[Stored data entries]
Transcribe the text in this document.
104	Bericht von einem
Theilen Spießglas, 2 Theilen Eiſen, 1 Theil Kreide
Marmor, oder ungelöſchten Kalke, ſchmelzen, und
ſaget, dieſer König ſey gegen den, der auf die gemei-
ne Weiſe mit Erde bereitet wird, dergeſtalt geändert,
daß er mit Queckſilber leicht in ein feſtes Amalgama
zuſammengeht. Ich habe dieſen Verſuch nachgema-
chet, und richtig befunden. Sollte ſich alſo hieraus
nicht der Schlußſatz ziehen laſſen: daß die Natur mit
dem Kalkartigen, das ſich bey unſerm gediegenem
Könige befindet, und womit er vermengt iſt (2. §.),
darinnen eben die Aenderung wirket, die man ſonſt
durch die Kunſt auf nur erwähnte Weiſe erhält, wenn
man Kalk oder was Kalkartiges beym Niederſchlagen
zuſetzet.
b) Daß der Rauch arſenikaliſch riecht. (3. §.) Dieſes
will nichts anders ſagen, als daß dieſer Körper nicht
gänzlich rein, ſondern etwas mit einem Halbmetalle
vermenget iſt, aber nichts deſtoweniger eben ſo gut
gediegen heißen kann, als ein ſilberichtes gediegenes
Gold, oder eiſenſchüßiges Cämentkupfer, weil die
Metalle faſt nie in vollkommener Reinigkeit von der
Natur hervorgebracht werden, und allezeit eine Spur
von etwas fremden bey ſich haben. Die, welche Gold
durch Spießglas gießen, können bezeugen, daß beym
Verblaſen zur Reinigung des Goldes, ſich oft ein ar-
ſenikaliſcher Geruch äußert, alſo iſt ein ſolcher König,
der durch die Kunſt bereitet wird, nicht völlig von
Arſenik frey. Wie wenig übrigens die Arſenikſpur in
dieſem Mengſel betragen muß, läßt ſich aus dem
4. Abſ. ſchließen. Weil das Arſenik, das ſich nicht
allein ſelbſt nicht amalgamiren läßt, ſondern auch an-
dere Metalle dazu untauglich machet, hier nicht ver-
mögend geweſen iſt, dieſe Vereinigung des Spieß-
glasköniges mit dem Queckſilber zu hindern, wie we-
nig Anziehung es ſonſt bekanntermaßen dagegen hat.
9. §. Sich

Assignment: Whatever the entries above contain, reproduce all of them exactly.

Reply:
Transcribe the text in this document.
104	Bericht von einem
Theilen Spießglas, 2 Theilen Eiſen, 1 Theil Kreide
Marmor, oder ungelöſchten Kalke, ſchmelzen, und
ſaget, dieſer König ſey gegen den, der auf die gemei-
ne Weiſe mit Erde bereitet wird, dergeſtalt geändert,
daß er mit Queckſilber leicht in ein feſtes Amalgama
zuſammengeht. Ich habe dieſen Verſuch nachgema-
chet, und richtig befunden. Sollte ſich alſo hieraus
nicht der Schlußſatz ziehen laſſen: daß die Natur mit
dem Kalkartigen, das ſich bey unſerm gediegenem
Könige befindet, und womit er vermengt iſt (2. §.),
darinnen eben die Aenderung wirket, die man ſonſt
durch die Kunſt auf nur erwähnte Weiſe erhält, wenn
man Kalk oder was Kalkartiges beym Niederſchlagen
zuſetzet.
b) Daß der Rauch arſenikaliſch riecht. (3. §.) Dieſes
will nichts anders ſagen, als daß dieſer Körper nicht
gänzlich rein, ſondern etwas mit einem Halbmetalle
vermenget iſt, aber nichts deſtoweniger eben ſo gut
gediegen heißen kann, als ein ſilberichtes gediegenes
Gold, oder eiſenſchüßiges Cämentkupfer, weil die
Metalle faſt nie in vollkommener Reinigkeit von der
Natur hervorgebracht werden, und allezeit eine Spur
von etwas fremden bey ſich haben. Die, welche Gold
durch Spießglas gießen, können bezeugen, daß beym
Verblaſen zur Reinigung des Goldes, ſich oft ein ar-
ſenikaliſcher Geruch äußert, alſo iſt ein ſolcher König,
der durch die Kunſt bereitet wird, nicht völlig von
Arſenik frey. Wie wenig übrigens die Arſenikſpur in
dieſem Mengſel betragen muß, läßt ſich aus dem
4. Abſ. ſchließen. Weil das Arſenik, das ſich nicht
allein ſelbſt nicht amalgamiren läßt, ſondern auch an-
dere Metalle dazu untauglich machet, hier nicht ver-
mögend geweſen iſt, dieſe Vereinigung des Spieß-
glasköniges mit dem Queckſilber zu hindern, wie we-
nig Anziehung es ſonſt bekanntermaßen dagegen hat.
9. §. Sich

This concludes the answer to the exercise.